Excerpt from a dataset:
################
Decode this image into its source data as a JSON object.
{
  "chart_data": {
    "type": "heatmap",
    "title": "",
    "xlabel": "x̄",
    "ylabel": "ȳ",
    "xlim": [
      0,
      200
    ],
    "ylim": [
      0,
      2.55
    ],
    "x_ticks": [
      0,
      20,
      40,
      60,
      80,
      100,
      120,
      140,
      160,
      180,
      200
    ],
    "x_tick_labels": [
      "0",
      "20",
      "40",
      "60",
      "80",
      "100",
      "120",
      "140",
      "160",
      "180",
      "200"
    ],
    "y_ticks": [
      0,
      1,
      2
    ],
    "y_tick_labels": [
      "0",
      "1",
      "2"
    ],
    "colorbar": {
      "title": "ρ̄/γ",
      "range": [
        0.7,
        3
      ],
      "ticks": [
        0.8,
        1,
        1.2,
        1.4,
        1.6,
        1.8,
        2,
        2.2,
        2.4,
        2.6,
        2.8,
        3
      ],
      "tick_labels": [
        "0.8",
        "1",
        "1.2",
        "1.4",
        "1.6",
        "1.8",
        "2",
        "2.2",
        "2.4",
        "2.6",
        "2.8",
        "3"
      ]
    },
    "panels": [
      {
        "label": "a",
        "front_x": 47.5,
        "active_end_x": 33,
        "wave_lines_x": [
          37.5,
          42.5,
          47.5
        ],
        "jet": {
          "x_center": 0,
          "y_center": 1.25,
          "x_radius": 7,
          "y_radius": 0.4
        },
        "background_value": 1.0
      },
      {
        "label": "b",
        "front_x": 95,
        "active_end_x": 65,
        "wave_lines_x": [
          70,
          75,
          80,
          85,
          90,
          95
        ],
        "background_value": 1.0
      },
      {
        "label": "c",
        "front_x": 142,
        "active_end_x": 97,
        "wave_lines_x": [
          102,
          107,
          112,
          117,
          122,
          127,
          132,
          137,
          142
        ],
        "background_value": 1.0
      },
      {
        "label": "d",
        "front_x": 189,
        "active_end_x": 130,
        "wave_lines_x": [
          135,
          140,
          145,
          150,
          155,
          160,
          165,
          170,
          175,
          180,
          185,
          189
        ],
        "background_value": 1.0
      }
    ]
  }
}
################
* [Exercise directions]:
Print out every entry, keeping each one exact.

* [Result of this task]:
Decode this image into its source data as a JSON object.
{
  "chart_data": {
    "type": "heatmap",
    "title": "",
    "xlabel": "x̄",
    "ylabel": "ȳ",
    "xlim": [
      0,
      200
    ],
    "ylim": [
      0,
      2.55
    ],
    "x_ticks": [
      0,
      20,
      40,
      60,
      80,
      100,
      120,
      140,
      160,
      180,
      200
    ],
    "x_tick_labels": [
      "0",
      "20",
      "40",
      "60",
      "80",
      "100",
      "120",
      "140",
      "160",
      "180",
      "200"
    ],
    "y_ticks": [
      0,
      1,
      2
    ],
    "y_tick_labels": [
      "0",
      "1",
      "2"
    ],
    "colorbar": {
      "title": "ρ̄/γ",
      "range": [
        0.7,
        3
      ],
      "ticks": [
        0.8,
        1,
        1.2,
        1.4,
        1.6,
        1.8,
        2,
        2.2,
        2.4,
        2.6,
        2.8,
        3
      ],
      "tick_labels": [
        "0.8",
        "1",
        "1.2",
        "1.4",
        "1.6",
        "1.8",
        "2",
        "2.2",
        "2.4",
        "2.6",
        "2.8",
        "3"
      ]
    },
    "panels": [
      {
        "label": "a",
        "front_x": 47.5,
        "active_end_x": 33,
        "wave_lines_x": [
          37.5,
          42.5,
          47.5
        ],
        "jet": {
          "x_center": 0,
          "y_center": 1.25,
          "x_radius": 7,
          "y_radius": 0.4
        },
        "background_value": 1.0
      },
      {
        "label": "b",
        "front_x": 95,
        "active_end_x": 65,
        "wave_lines_x": [
          70,
          75,
          80,
          85,
          90,
          95
        ],
        "background_value": 1.0
      },
      {
        "label": "c",
        "front_x": 142,
        "active_end_x": 97,
        "wave_lines_x": [
          102,
          107,
          112,
          117,
          122,
          127,
          132,
          137,
          142
        ],
        "background_value": 1.0
      },
      {
        "label": "d",
        "front_x": 189,
        "active_end_x": 130,
        "wave_lines_x": [
          135,
          140,
          145,
          150,
          155,
          160,
          165,
          170,
          175,
          180,
          185,
          189
        ],
        "background_value": 1.0
      }
    ]
  }
}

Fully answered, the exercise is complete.